*Information given*:
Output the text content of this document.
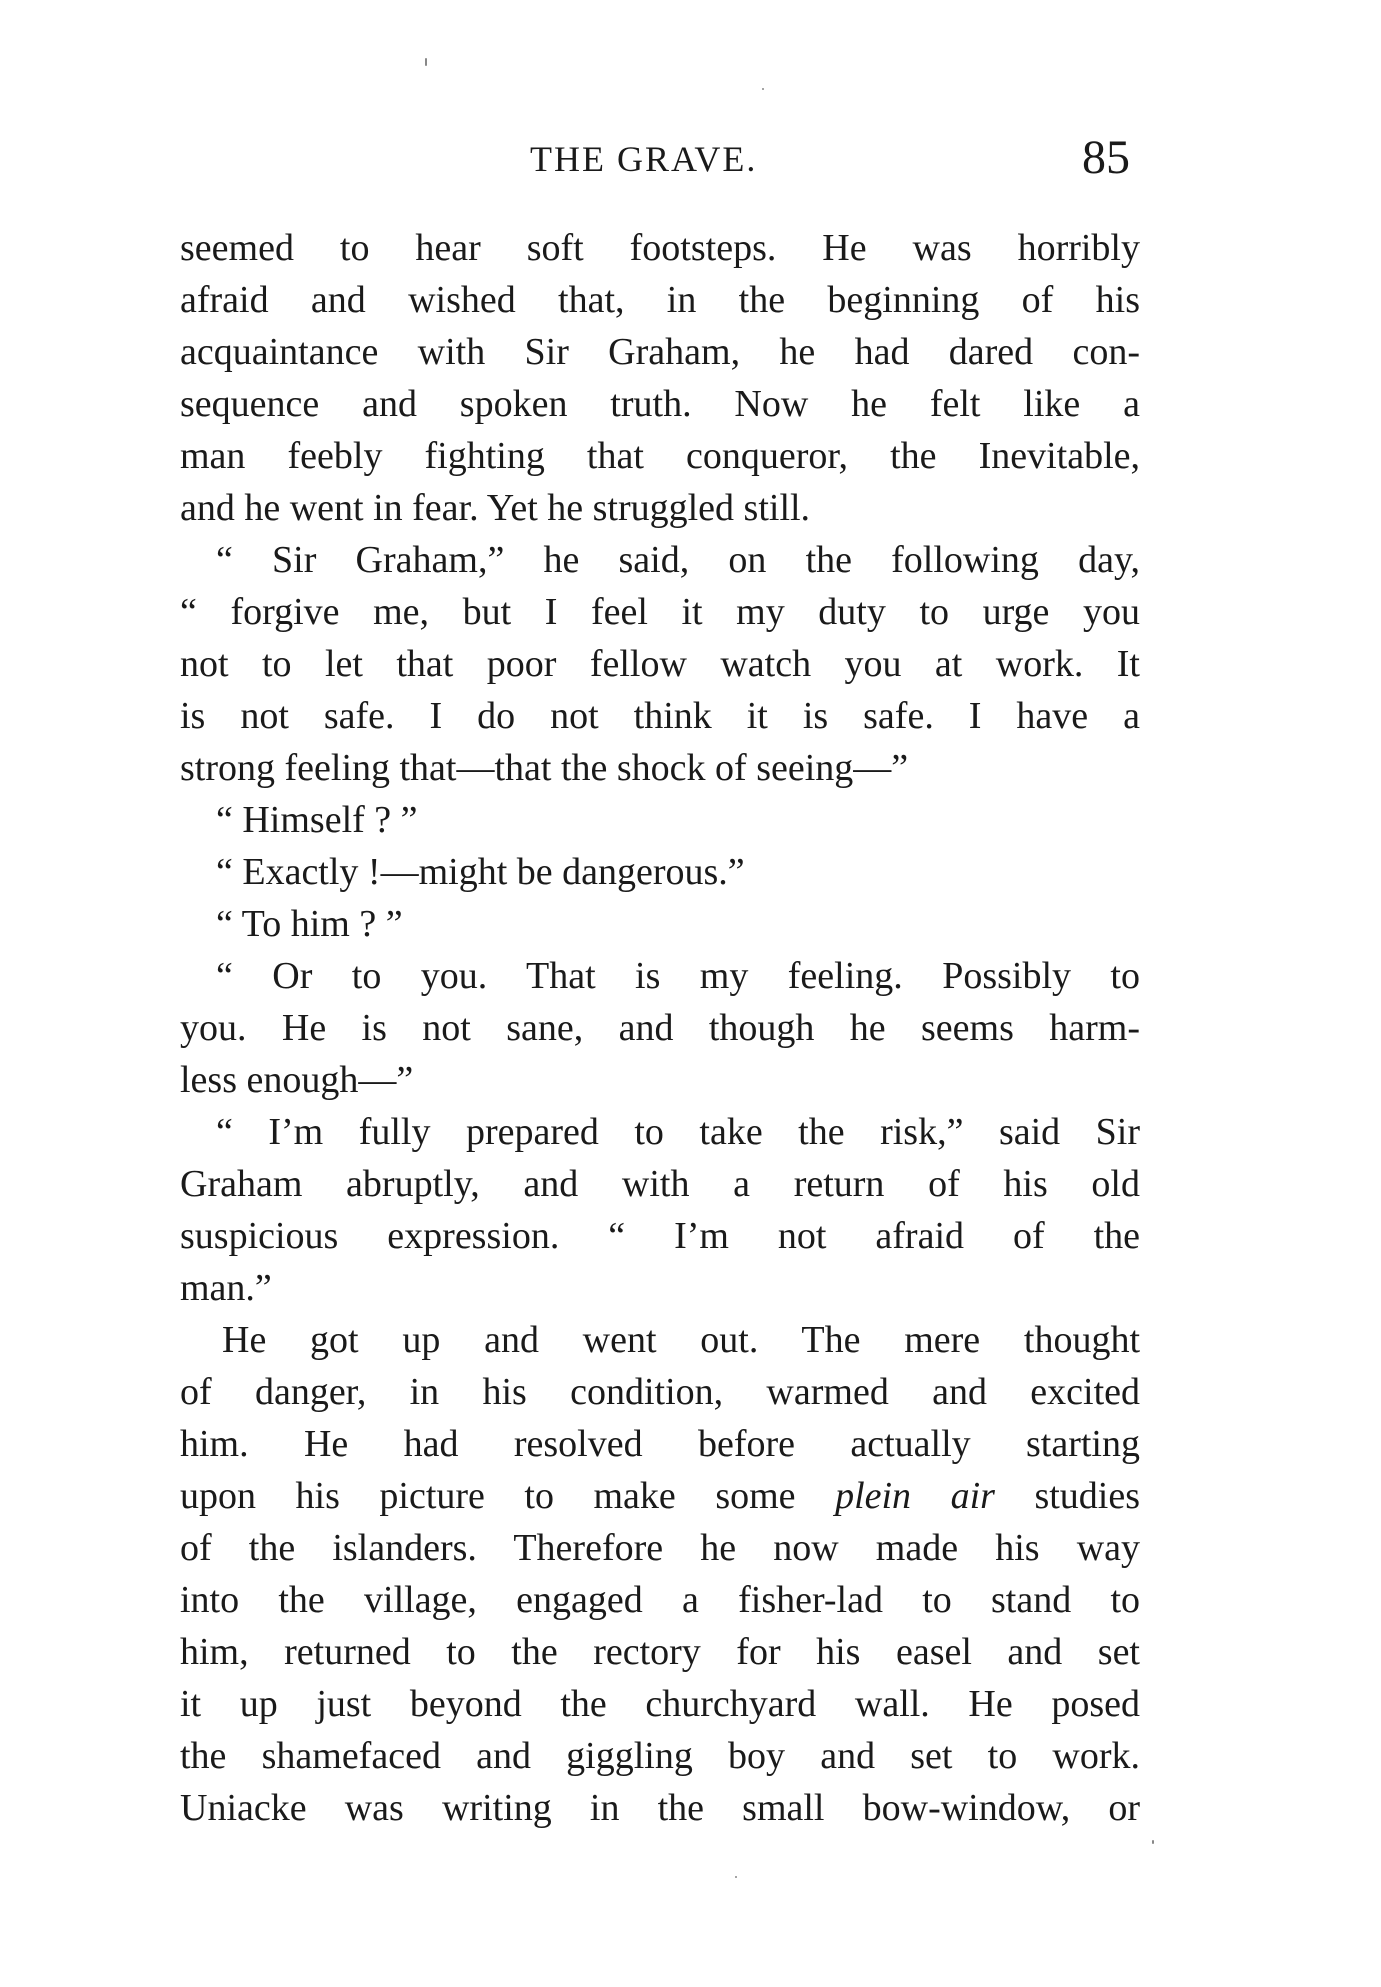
THE GRAVE.	85
seemed to hear soft footsteps. He was horribly
afraid and wished that, in the beginning of his
acquaintance with Sir Graham, he had dared con-
sequence and spoken truth. Now he felt like a
man feebly fighting that conqueror, the Inevitable,
and he went in fear. Yet he struggled still.
“ Sir Graham,” he said, on the following day,
“ forgive me, but I feel it my duty to urge you
not to let that poor fellow watch you at work. It
is not safe. I do not think it is safe. I have a
strong feeling that—that the shock of seeing—”
“ Himself ? ”
“ Exactly !—might be dangerous.”
“ To him ? ”
“ Or to you. That is my feeling. Possibly to
you. He is not sane, and though he seems harm-
less enough—”
“ I’m fully prepared to take the risk,” said Sir
Graham abruptly, and with a return of his old
suspicious expression. “ I’m not afraid of the
man.”
He got up and went out. The mere thought
of danger, in his condition, warmed and excited
him. He had resolved before actually starting
upon his picture to make some plein air studies
of the islanders. Therefore he now made his way
into the village, engaged a fisher-lad to stand to
him, returned to the rectory for his easel and set
it up just beyond the churchyard wall. He posed
the shamefaced and giggling boy and set to work.
Uniacke was writing in the small bow-window, or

*What to work on*: Without the pictures, retype the whole of the material above exactly.

*Answer to this task*:
Output the text content of this document.
THE GRAVE.	85
seemed to hear soft footsteps. He was horribly
afraid and wished that, in the beginning of his
acquaintance with Sir Graham, he had dared con-
sequence and spoken truth. Now he felt like a
man feebly fighting that conqueror, the Inevitable,
and he went in fear. Yet he struggled still.
“ Sir Graham,” he said, on the following day,
“ forgive me, but I feel it my duty to urge you
not to let that poor fellow watch you at work. It
is not safe. I do not think it is safe. I have a
strong feeling that—that the shock of seeing—”
“ Himself ? ”
“ Exactly !—might be dangerous.”
“ To him ? ”
“ Or to you. That is my feeling. Possibly to
you. He is not sane, and though he seems harm-
less enough—”
“ I’m fully prepared to take the risk,” said Sir
Graham abruptly, and with a return of his old
suspicious expression. “ I’m not afraid of the
man.”
He got up and went out. The mere thought
of danger, in his condition, warmed and excited
him. He had resolved before actually starting
upon his picture to make some plein air studies
of the islanders. Therefore he now made his way
into the village, engaged a fisher-lad to stand to
him, returned to the rectory for his easel and set
it up just beyond the churchyard wall. He posed
the shamefaced and giggling boy and set to work.
Uniacke was writing in the small bow-window, or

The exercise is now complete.